Written exercise
From the listing below, pull out all lines with "Peak" in them.

— Start of Record list —

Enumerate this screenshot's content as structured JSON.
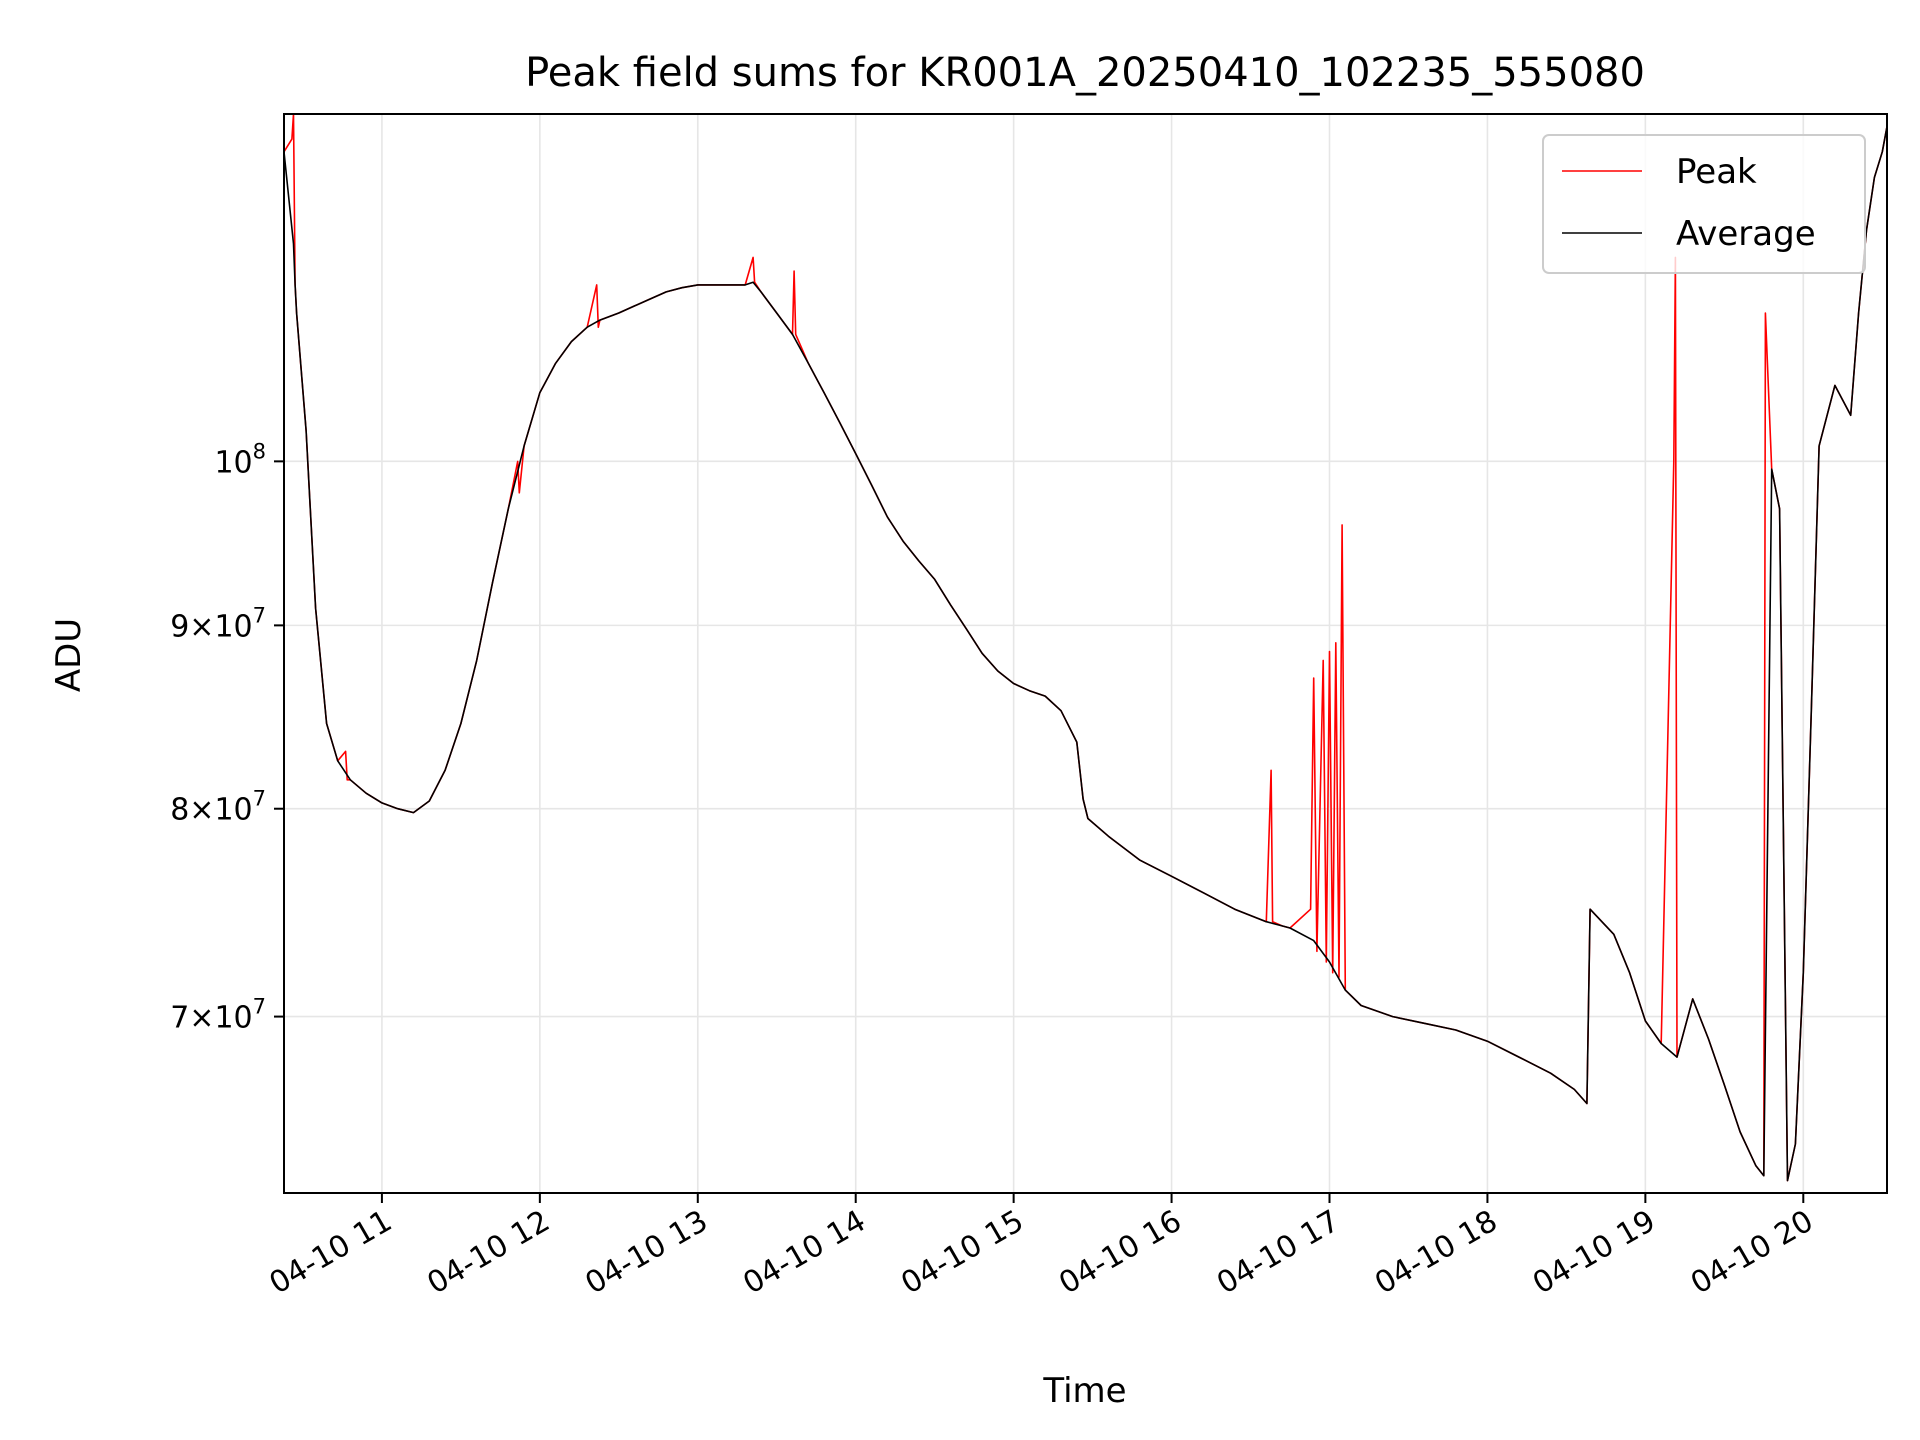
{
  "chart_data": {
    "type": "line",
    "title": "Peak field sums for KR001A_20250410_102235_555080",
    "xlabel": "Time",
    "ylabel": "ADU",
    "x_unit": "hours on 2025-04-10",
    "xlim": [
      10.38,
      20.53
    ],
    "ylim": [
      62500000.0,
      125000000.0
    ],
    "yscale": "log",
    "grid": true,
    "legend": "top-right",
    "x_ticks": [
      {
        "value": 11,
        "label": "04-10 11"
      },
      {
        "value": 12,
        "label": "04-10 12"
      },
      {
        "value": 13,
        "label": "04-10 13"
      },
      {
        "value": 14,
        "label": "04-10 14"
      },
      {
        "value": 15,
        "label": "04-10 15"
      },
      {
        "value": 16,
        "label": "04-10 16"
      },
      {
        "value": 17,
        "label": "04-10 17"
      },
      {
        "value": 18,
        "label": "04-10 18"
      },
      {
        "value": 19,
        "label": "04-10 19"
      },
      {
        "value": 20,
        "label": "04-10 20"
      }
    ],
    "y_ticks": [
      {
        "value": 70000000,
        "base": "7×10",
        "exp": "7"
      },
      {
        "value": 80000000,
        "base": "8×10",
        "exp": "7"
      },
      {
        "value": 90000000,
        "base": "9×10",
        "exp": "7"
      },
      {
        "value": 100000000,
        "base": "10",
        "exp": "8"
      }
    ],
    "series": [
      {
        "name": "Average",
        "color": "#000000",
        "x": [
          10.38,
          10.44,
          10.45,
          10.46,
          10.52,
          10.58,
          10.65,
          10.72,
          10.8,
          10.9,
          11.0,
          11.1,
          11.2,
          11.3,
          11.4,
          11.5,
          11.6,
          11.7,
          11.8,
          11.9,
          12.0,
          12.1,
          12.2,
          12.3,
          12.38,
          12.5,
          12.6,
          12.7,
          12.8,
          12.9,
          13.0,
          13.1,
          13.2,
          13.3,
          13.35,
          13.4,
          13.5,
          13.6,
          13.7,
          13.8,
          13.9,
          14.0,
          14.1,
          14.2,
          14.3,
          14.4,
          14.5,
          14.6,
          14.7,
          14.8,
          14.9,
          15.0,
          15.1,
          15.2,
          15.3,
          15.4,
          15.44,
          15.47,
          15.6,
          15.8,
          16.0,
          16.2,
          16.4,
          16.6,
          16.7,
          16.75,
          16.9,
          17.0,
          17.1,
          17.2,
          17.4,
          17.6,
          17.8,
          18.0,
          18.2,
          18.4,
          18.55,
          18.63,
          18.65,
          18.8,
          18.9,
          19.0,
          19.1,
          19.2,
          19.3,
          19.4,
          19.5,
          19.6,
          19.7,
          19.75,
          19.8,
          19.85,
          19.9,
          19.95,
          20.0,
          20.05,
          20.1,
          20.2,
          20.3,
          20.35,
          20.4,
          20.45,
          20.5,
          20.53
        ],
        "y": [
          122000000.0,
          115000000.0,
          112000000.0,
          110000000.0,
          102000000.0,
          91000000.0,
          84500000.0,
          82500000.0,
          81500000.0,
          80800000.0,
          80300000.0,
          80000000.0,
          79800000.0,
          80400000.0,
          82000000.0,
          84500000.0,
          88000000.0,
          92500000.0,
          97000000.0,
          101000000.0,
          104500000.0,
          106500000.0,
          108000000.0,
          109000000.0,
          109500000.0,
          110000000.0,
          110500000.0,
          111000000.0,
          111500000.0,
          111800000.0,
          112000000.0,
          112000000.0,
          112000000.0,
          112000000.0,
          112200000.0,
          111500000.0,
          110000000.0,
          108500000.0,
          106500000.0,
          104500000.0,
          102500000.0,
          100500000.0,
          98500000.0,
          96500000.0,
          95000000.0,
          93800000.0,
          92700000.0,
          91200000.0,
          89800000.0,
          88400000.0,
          87400000.0,
          86700000.0,
          86300000.0,
          86000000.0,
          85200000.0,
          83500000.0,
          80500000.0,
          79500000.0,
          78600000.0,
          77400000.0,
          76600000.0,
          75800000.0,
          75000000.0,
          74400000.0,
          74200000.0,
          74100000.0,
          73500000.0,
          72500000.0,
          71200000.0,
          70500000.0,
          70000000.0,
          69700000.0,
          69400000.0,
          68900000.0,
          68200000.0,
          67500000.0,
          66800000.0,
          66200000.0,
          75000000.0,
          73800000.0,
          72000000.0,
          69800000.0,
          68800000.0,
          68200000.0,
          70800000.0,
          69000000.0,
          67000000.0,
          65000000.0,
          63600000.0,
          63200000.0,
          99500000.0,
          97000000.0,
          63000000.0,
          64500000.0,
          72000000.0,
          85000000.0,
          101000000.0,
          105000000.0,
          103000000.0,
          110000000.0,
          116000000.0,
          120000000.0,
          122000000.0,
          124000000.0
        ]
      },
      {
        "name": "Peak",
        "color": "#ff0000",
        "x": [
          10.38,
          10.43,
          10.44,
          10.45,
          10.46,
          10.52,
          10.58,
          10.65,
          10.72,
          10.77,
          10.78,
          10.8,
          10.9,
          11.0,
          11.1,
          11.2,
          11.3,
          11.4,
          11.5,
          11.6,
          11.7,
          11.8,
          11.86,
          11.87,
          11.9,
          12.0,
          12.1,
          12.2,
          12.3,
          12.36,
          12.37,
          12.38,
          12.5,
          12.6,
          12.7,
          12.8,
          12.9,
          13.0,
          13.1,
          13.2,
          13.3,
          13.35,
          13.36,
          13.4,
          13.5,
          13.6,
          13.61,
          13.62,
          13.7,
          13.8,
          13.9,
          14.0,
          14.1,
          14.2,
          14.3,
          14.4,
          14.5,
          14.6,
          14.7,
          14.8,
          14.9,
          15.0,
          15.1,
          15.2,
          15.3,
          15.4,
          15.44,
          15.47,
          15.6,
          15.8,
          16.0,
          16.2,
          16.4,
          16.6,
          16.63,
          16.64,
          16.7,
          16.75,
          16.88,
          16.9,
          16.92,
          16.96,
          16.98,
          17.0,
          17.02,
          17.04,
          17.06,
          17.08,
          17.1,
          17.2,
          17.4,
          17.6,
          17.8,
          18.0,
          18.2,
          18.4,
          18.55,
          18.63,
          18.65,
          18.8,
          18.9,
          19.0,
          19.1,
          19.18,
          19.19,
          19.2,
          19.3,
          19.4,
          19.5,
          19.6,
          19.7,
          19.75,
          19.76,
          19.8,
          19.85,
          19.9,
          19.95,
          20.0,
          20.05,
          20.1,
          20.2,
          20.3,
          20.35,
          20.4,
          20.45,
          20.5,
          20.53
        ],
        "y": [
          122000000.0,
          123000000.0,
          125000000.0,
          112000000.0,
          110000000.0,
          102000000.0,
          91000000.0,
          84500000.0,
          82500000.0,
          83000000.0,
          81500000.0,
          81500000.0,
          80800000.0,
          80300000.0,
          80000000.0,
          79800000.0,
          80400000.0,
          82000000.0,
          84500000.0,
          88000000.0,
          92500000.0,
          97000000.0,
          100000000.0,
          98000000.0,
          101000000.0,
          104500000.0,
          106500000.0,
          108000000.0,
          109000000.0,
          112000000.0,
          109000000.0,
          109500000.0,
          110000000.0,
          110500000.0,
          111000000.0,
          111500000.0,
          111800000.0,
          112000000.0,
          112000000.0,
          112000000.0,
          112000000.0,
          114000000.0,
          112200000.0,
          111500000.0,
          110000000.0,
          108500000.0,
          113000000.0,
          108500000.0,
          106500000.0,
          104500000.0,
          102500000.0,
          100500000.0,
          98500000.0,
          96500000.0,
          95000000.0,
          93800000.0,
          92700000.0,
          91200000.0,
          89800000.0,
          88400000.0,
          87400000.0,
          86700000.0,
          86300000.0,
          86000000.0,
          85200000.0,
          83500000.0,
          80500000.0,
          79500000.0,
          78600000.0,
          77400000.0,
          76600000.0,
          75800000.0,
          75000000.0,
          74400000.0,
          82000000.0,
          74400000.0,
          74200000.0,
          74100000.0,
          75000000.0,
          87000000.0,
          73000000.0,
          88000000.0,
          72500000.0,
          88500000.0,
          72000000.0,
          89000000.0,
          71800000.0,
          96000000.0,
          71200000.0,
          70500000.0,
          70000000.0,
          69700000.0,
          69400000.0,
          68900000.0,
          68200000.0,
          67500000.0,
          66800000.0,
          66200000.0,
          75000000.0,
          73800000.0,
          72000000.0,
          69800000.0,
          68800000.0,
          100000000.0,
          114000000.0,
          68200000.0,
          70800000.0,
          69000000.0,
          67000000.0,
          65000000.0,
          63600000.0,
          63200000.0,
          110000000.0,
          99500000.0,
          97000000.0,
          63000000.0,
          64500000.0,
          72000000.0,
          85000000.0,
          101000000.0,
          105000000.0,
          103000000.0,
          110000000.0,
          116000000.0,
          120000000.0,
          122000000.0,
          124000000.0
        ]
      }
    ]
  }
}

— End of Record list —

Task output
    "title": "Peak field sums for KR001A_20250410_102235_555080",
        "name": "Peak",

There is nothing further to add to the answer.